[Dataset excerpts]
::::
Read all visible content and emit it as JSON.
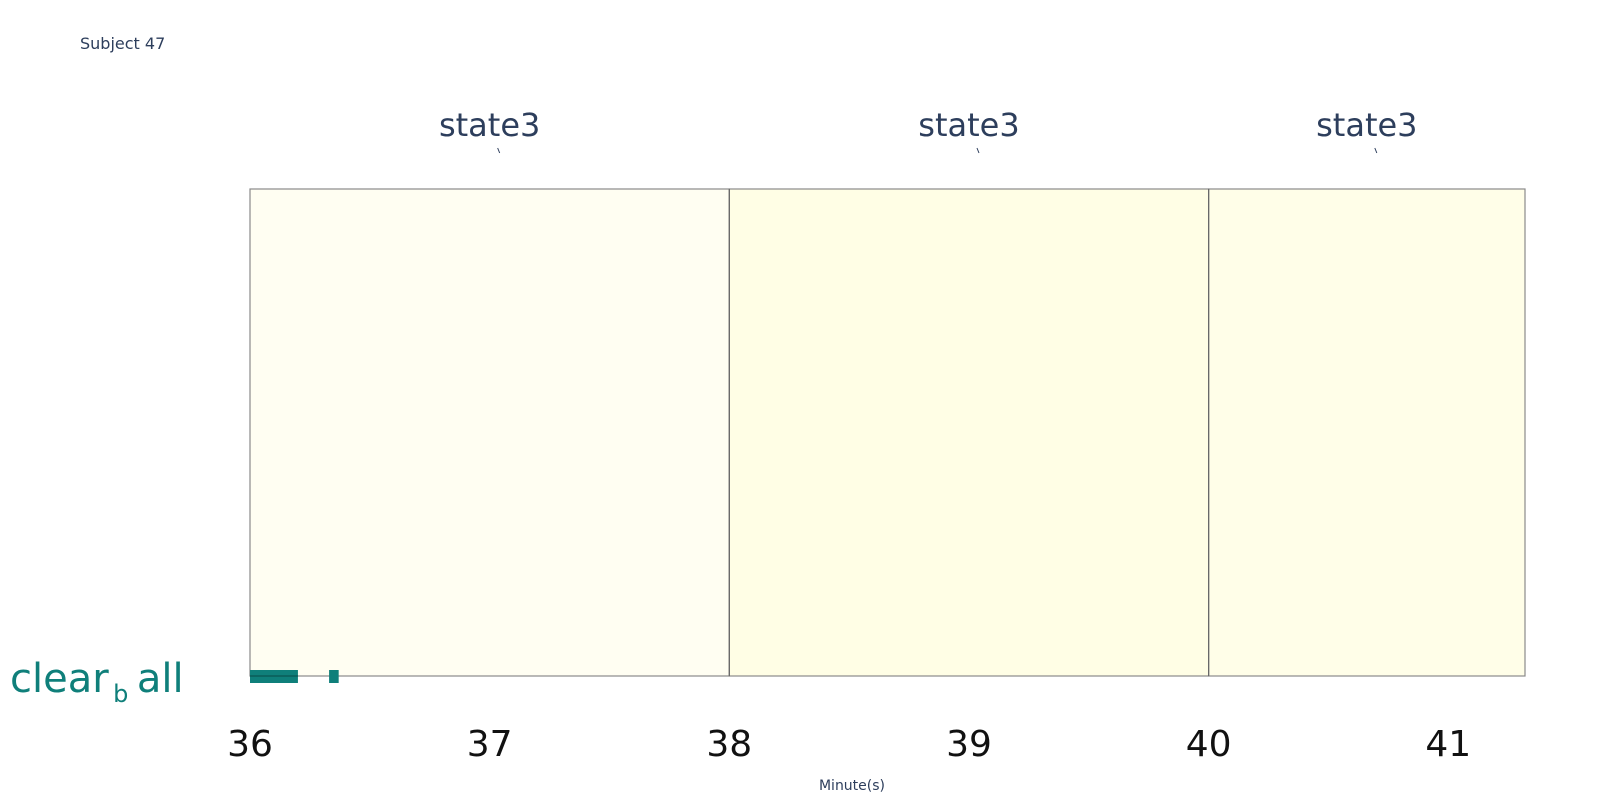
{
  "subject": {
    "label": "Subject 47"
  },
  "chart_data": {
    "type": "timeline",
    "title": "",
    "xlabel": "Minute(s)",
    "ylabel": "",
    "xlim": [
      36,
      41.32
    ],
    "ticks": [
      36,
      37,
      38,
      39,
      40,
      41
    ],
    "tick_labels": [
      "36",
      "37",
      "38",
      "39",
      "40",
      "41"
    ],
    "segments": [
      {
        "label": "state3",
        "start": 36.0,
        "end": 38.0,
        "color": "#fffef2"
      },
      {
        "label": "state3",
        "start": 38.0,
        "end": 40.0,
        "color": "#fffee5"
      },
      {
        "label": "state3",
        "start": 40.0,
        "end": 41.32,
        "color": "#fffee8"
      }
    ],
    "event_track": {
      "label_main": "clear",
      "label_sub": "b",
      "label_end": "all",
      "color": "#0f7f7a",
      "intervals": [
        [
          36.0,
          36.2
        ],
        [
          36.33,
          36.37
        ]
      ]
    }
  }
}
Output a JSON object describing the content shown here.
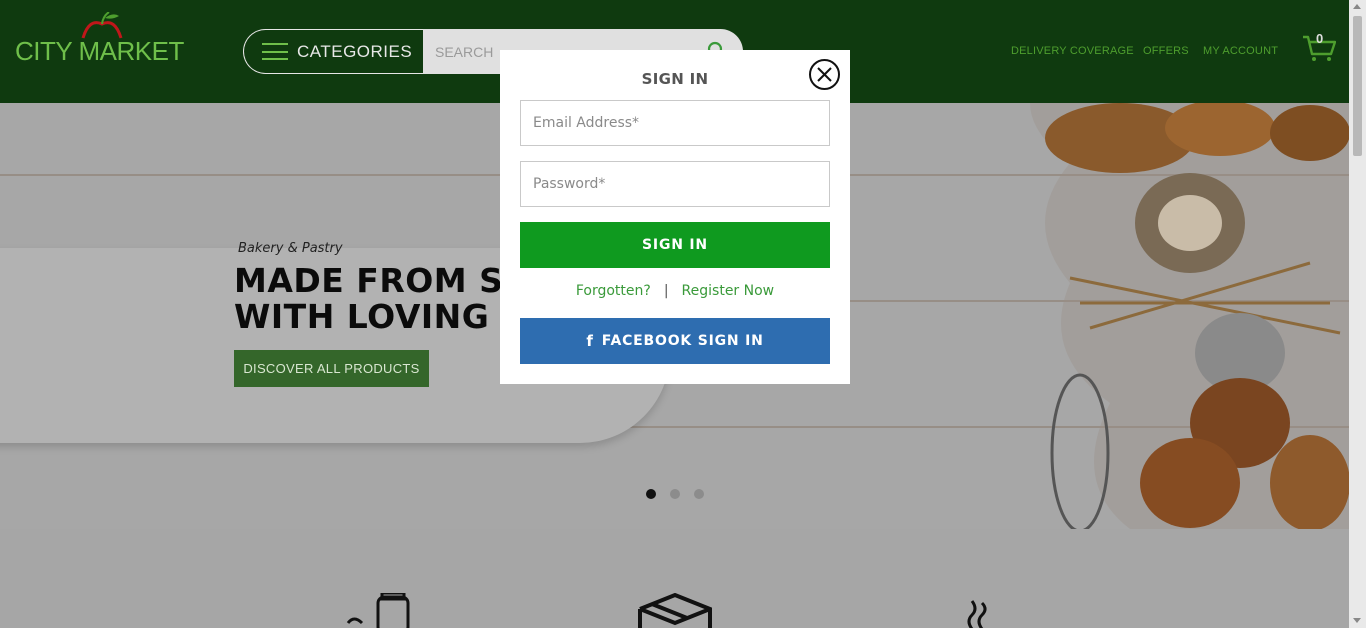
{
  "header": {
    "logo_text": "CITY MARKET",
    "categories_label": "CATEGORIES",
    "search_placeholder": "SEARCH",
    "nav": {
      "delivery": "DELIVERY COVERAGE",
      "offers": "OFFERS",
      "account": "MY ACCOUNT"
    },
    "cart_count": "0"
  },
  "hero": {
    "subtitle": "Bakery & Pastry",
    "headline_line1": "MADE FROM SCI",
    "headline_line2": "WITH LOVING CA",
    "cta_label": "DISCOVER ALL PRODUCTS",
    "slides_total": 3,
    "active_slide": 1
  },
  "modal": {
    "title": "SIGN IN",
    "email_placeholder": "Email Address*",
    "password_placeholder": "Password*",
    "signin_label": "SIGN IN",
    "forgotten_label": "Forgotten?",
    "separator": "|",
    "register_label": "Register Now",
    "facebook_icon": "f",
    "facebook_label": "FACEBOOK SIGN IN"
  },
  "colors": {
    "header_bg": "#0f3a0f",
    "brand_green": "#6fbf4a",
    "signin_green": "#0f9a1f",
    "facebook_blue": "#2e6db0",
    "cta_green": "#34662a"
  },
  "icons": [
    "apple-logo-icon",
    "hamburger-icon",
    "search-icon",
    "cart-icon",
    "close-icon",
    "facebook-icon",
    "milk-bottle-icon",
    "box-icon",
    "steam-icon"
  ]
}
::::
*Task to carry out*
In the records above, find each line holding "content" and copy it.

*Exercise response*
Read all visible content and emit it as JSON.
Output a JSON object describing the content shown here.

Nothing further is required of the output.